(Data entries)

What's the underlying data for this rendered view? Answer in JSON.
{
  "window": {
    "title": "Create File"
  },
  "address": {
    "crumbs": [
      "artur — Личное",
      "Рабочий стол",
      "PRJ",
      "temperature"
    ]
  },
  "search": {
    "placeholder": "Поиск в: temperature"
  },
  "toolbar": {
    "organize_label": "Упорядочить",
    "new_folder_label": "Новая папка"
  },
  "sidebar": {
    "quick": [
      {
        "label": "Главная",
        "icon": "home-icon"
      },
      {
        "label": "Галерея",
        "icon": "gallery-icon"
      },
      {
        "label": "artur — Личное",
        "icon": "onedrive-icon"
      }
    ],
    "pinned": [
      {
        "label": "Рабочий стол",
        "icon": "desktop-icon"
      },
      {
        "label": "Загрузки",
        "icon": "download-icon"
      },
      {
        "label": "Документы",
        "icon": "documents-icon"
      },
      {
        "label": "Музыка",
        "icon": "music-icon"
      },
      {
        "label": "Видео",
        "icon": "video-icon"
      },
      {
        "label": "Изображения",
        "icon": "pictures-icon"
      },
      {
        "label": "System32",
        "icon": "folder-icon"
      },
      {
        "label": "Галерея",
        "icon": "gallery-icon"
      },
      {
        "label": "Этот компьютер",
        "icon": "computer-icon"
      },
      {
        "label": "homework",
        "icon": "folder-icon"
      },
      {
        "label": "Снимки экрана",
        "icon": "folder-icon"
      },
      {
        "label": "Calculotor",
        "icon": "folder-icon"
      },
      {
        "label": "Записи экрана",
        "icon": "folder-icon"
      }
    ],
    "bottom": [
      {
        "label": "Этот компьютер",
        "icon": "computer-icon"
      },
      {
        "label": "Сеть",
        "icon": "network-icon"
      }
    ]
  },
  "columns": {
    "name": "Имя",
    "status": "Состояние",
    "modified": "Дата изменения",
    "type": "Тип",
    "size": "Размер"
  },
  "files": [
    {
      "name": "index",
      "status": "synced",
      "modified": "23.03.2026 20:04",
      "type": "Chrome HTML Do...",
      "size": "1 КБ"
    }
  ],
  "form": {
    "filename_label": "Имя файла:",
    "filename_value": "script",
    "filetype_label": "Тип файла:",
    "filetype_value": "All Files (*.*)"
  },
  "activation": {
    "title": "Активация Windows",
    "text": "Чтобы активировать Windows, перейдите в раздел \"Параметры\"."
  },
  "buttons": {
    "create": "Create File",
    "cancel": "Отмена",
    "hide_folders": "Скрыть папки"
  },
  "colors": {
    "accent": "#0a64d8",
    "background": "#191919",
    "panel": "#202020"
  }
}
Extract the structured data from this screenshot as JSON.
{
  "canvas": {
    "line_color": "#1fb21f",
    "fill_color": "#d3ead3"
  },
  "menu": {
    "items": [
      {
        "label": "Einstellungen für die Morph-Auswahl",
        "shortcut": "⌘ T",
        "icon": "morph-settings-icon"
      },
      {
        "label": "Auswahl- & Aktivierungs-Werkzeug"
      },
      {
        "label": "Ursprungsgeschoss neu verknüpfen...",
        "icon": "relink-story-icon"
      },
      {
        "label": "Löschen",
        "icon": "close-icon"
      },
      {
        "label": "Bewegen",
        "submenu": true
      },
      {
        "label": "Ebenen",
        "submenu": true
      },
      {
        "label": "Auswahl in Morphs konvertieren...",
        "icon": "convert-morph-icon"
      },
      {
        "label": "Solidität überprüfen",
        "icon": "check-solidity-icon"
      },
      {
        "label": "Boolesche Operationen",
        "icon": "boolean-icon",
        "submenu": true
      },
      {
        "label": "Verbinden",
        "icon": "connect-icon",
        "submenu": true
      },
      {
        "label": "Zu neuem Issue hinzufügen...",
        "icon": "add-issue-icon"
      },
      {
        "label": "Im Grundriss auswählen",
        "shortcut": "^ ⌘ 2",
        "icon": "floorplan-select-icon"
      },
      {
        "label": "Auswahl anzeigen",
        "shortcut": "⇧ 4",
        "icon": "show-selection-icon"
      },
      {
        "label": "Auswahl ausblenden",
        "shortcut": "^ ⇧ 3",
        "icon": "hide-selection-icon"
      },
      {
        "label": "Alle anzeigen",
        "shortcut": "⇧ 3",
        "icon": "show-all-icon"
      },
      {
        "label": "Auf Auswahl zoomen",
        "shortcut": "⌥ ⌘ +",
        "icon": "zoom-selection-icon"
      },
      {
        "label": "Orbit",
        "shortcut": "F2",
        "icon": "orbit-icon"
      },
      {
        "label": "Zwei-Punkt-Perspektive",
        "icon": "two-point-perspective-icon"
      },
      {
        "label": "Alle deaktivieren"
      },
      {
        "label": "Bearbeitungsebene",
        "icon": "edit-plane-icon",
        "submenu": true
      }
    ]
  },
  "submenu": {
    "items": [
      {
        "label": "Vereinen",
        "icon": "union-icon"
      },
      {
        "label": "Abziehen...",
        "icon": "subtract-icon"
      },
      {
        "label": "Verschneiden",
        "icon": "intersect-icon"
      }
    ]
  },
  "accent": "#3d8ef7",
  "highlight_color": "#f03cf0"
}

Task >>
Report the number of lines in the listing above that include the word "modified", and nothing else.

Completed task >>
2